TO DO:
Check each line of the listing, and copy it if it contains the word "points".

DATA LINES:
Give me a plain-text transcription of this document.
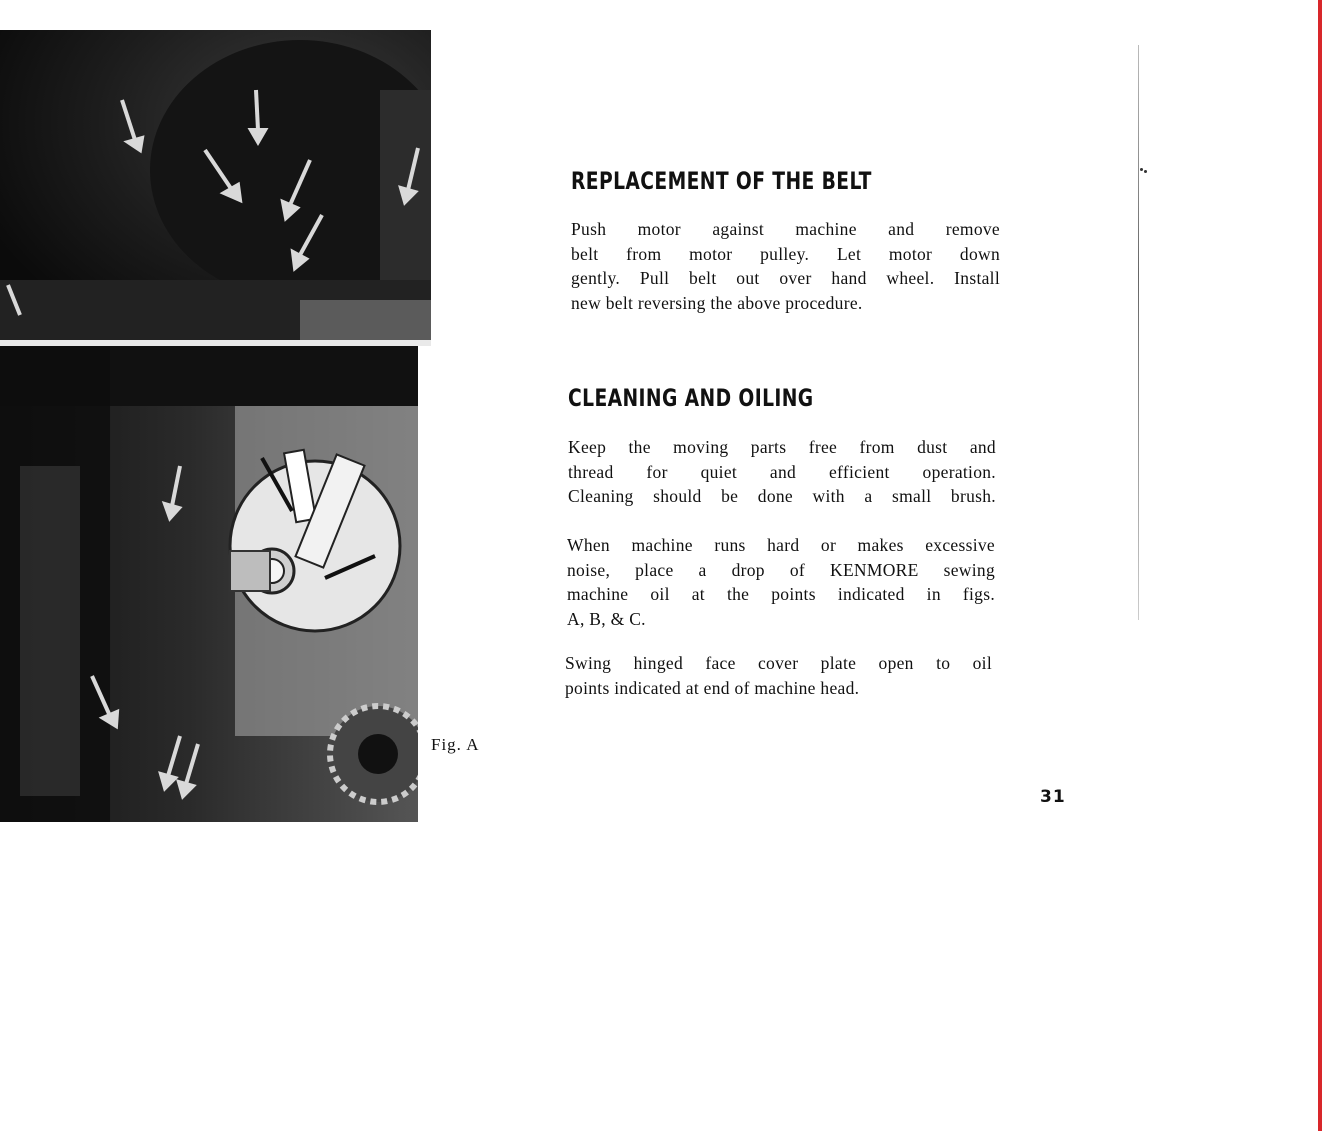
Fig. A
REPLACEMENT OF THE BELT
Push motor against machine and remove
belt from motor pulley. Let motor down
gently. Pull belt out over hand wheel. Install
new belt reversing the above procedure.
CLEANING AND OILING
Keep the moving parts free from dust and
thread for quiet and efficient operation.
Cleaning should be done with a small brush.
When machine runs hard or makes excessive
noise, place a drop of KENMORE sewing
machine oil at the points indicated in figs.
A, B, & C.
Swing hinged face cover plate open to oil
points indicated at end of machine head.
31
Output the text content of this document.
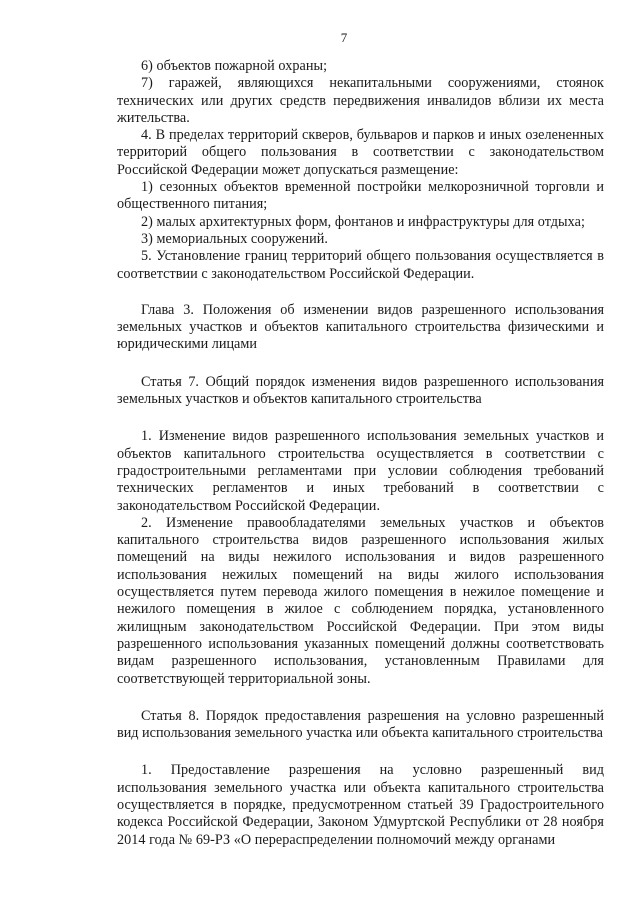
7

6) объектов пожарной охраны;

7) гаражей, являющихся некапитальными сооружениями, стоянок технических или других средств передвижения инвалидов вблизи их места жительства.

4. В пределах территорий скверов, бульваров и парков и иных озелененных территорий общего пользования в соответствии с законодательством Российской Федерации может допускаться размещение:

1) сезонных объектов временной постройки мелкорозничной торговли и общественного питания;

2) малых архитектурных форм, фонтанов и инфраструктуры для отдыха;

3) мемориальных сооружений.

5. Установление границ территорий общего пользования осуществляется в соответствии с законодательством Российской Федерации.

Глава 3. Положения об изменении видов разрешенного использования земельных участков и объектов капитального строительства физическими и юридическими лицами

Статья 7. Общий порядок изменения видов разрешенного использования земельных участков и объектов капитального строительства

1. Изменение видов разрешенного использования земельных участков и объектов капитального строительства осуществляется в соответствии с градостроительными регламентами при условии соблюдения требований технических регламентов и иных требований в соответствии с законодательством Российской Федерации.

2. Изменение правообладателями земельных участков и объектов капитального строительства видов разрешенного использования жилых помещений на виды нежилого использования и видов разрешенного использования нежилых помещений на виды жилого использования осуществляется путем перевода жилого помещения в нежилое помещение и нежилого помещения в жилое с соблюдением порядка, установленного жилищным законодательством Российской Федерации. При этом виды разрешенного использования указанных помещений должны соответствовать видам разрешенного использования, установленным Правилами для соответствующей территориальной зоны.

Статья 8. Порядок предоставления разрешения на условно разрешенный вид использования земельного участка или объекта капитального строительства

1. Предоставление разрешения на условно разрешенный вид использования земельного участка или объекта капитального строительства осуществляется в порядке, предусмотренном статьей 39 Градостроительного кодекса Российской Федерации, Законом Удмуртской Республики от 28 ноября 2014 года № 69-РЗ «О перераспределении полномочий между органами
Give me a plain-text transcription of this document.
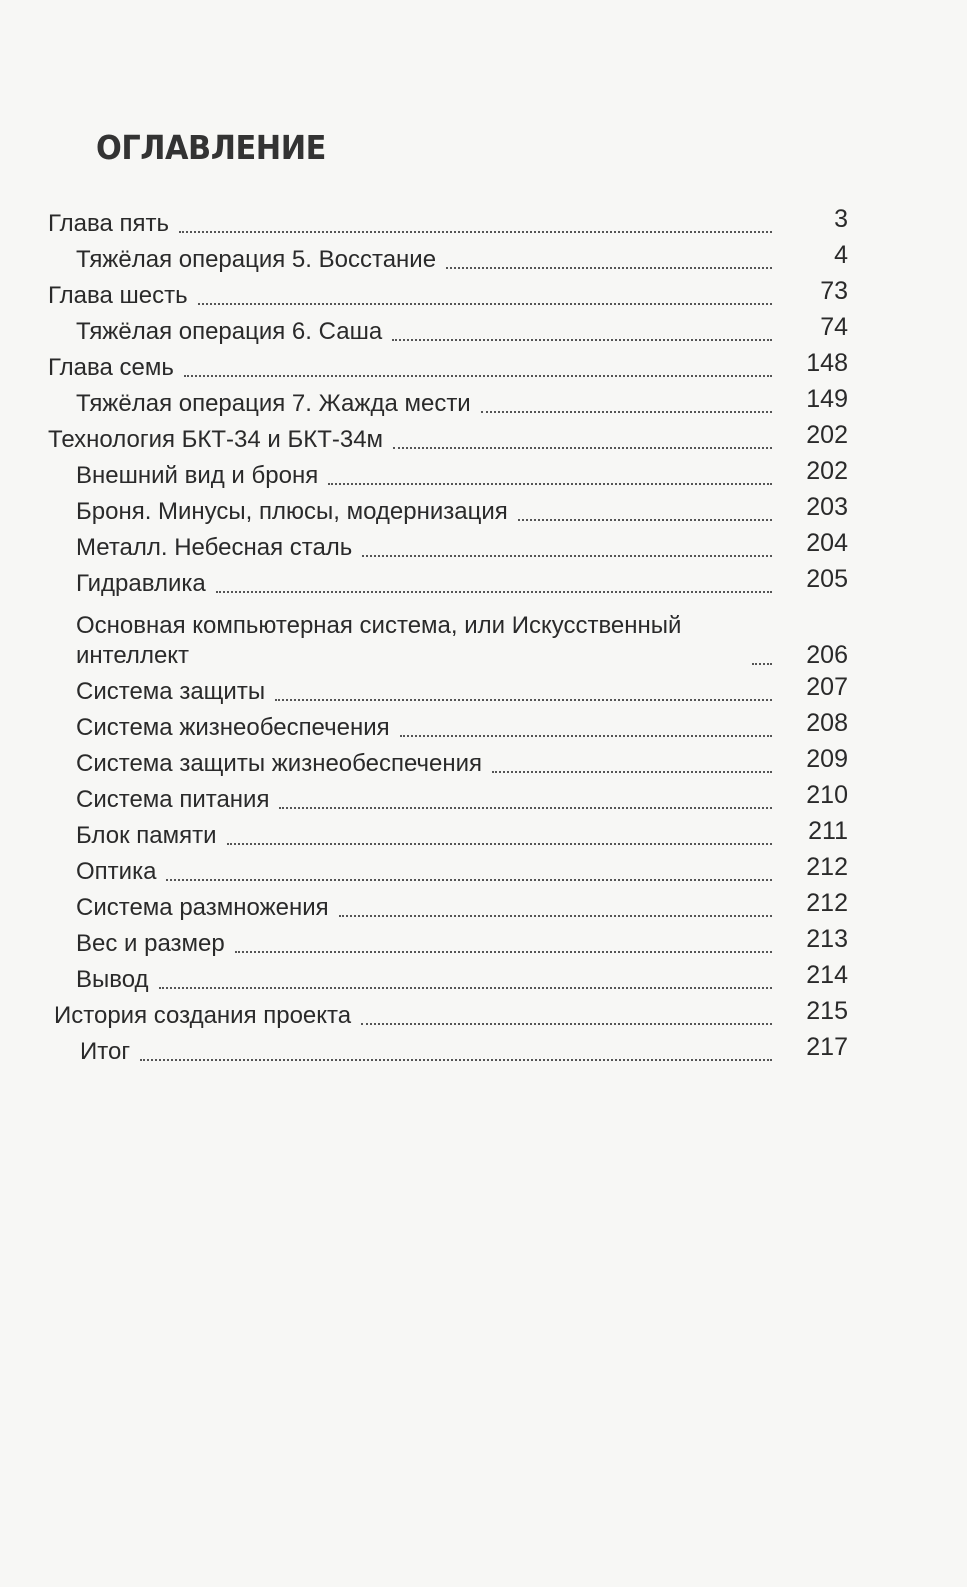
ОГЛАВЛЕНИЕ
Глава пять	3
Тяжёлая операция 5. Восстание	4
Глава шесть	73
Тяжёлая операция 6. Саша	74
Глава семь	148
Тяжёлая операция 7. Жажда мести	149
Технология БКТ-34 и БКТ-34м	202
Внешний вид и броня	202
Броня. Минусы, плюсы, модернизация	203
Металл. Небесная сталь	204
Гидравлика	205
Основная компьютерная система, или Искусственный интеллект	206
Система защиты	207
Система жизнеобеспечения	208
Система защиты жизнеобеспечения	209
Система питания	210
Блок памяти	211
Оптика	212
Система размножения	212
Вес и размер	213
Вывод	214
История создания проекта	215
Итог	217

EXERCISE RESULT:
machine oil at the points indicated in figs.
points indicated at end of machine head.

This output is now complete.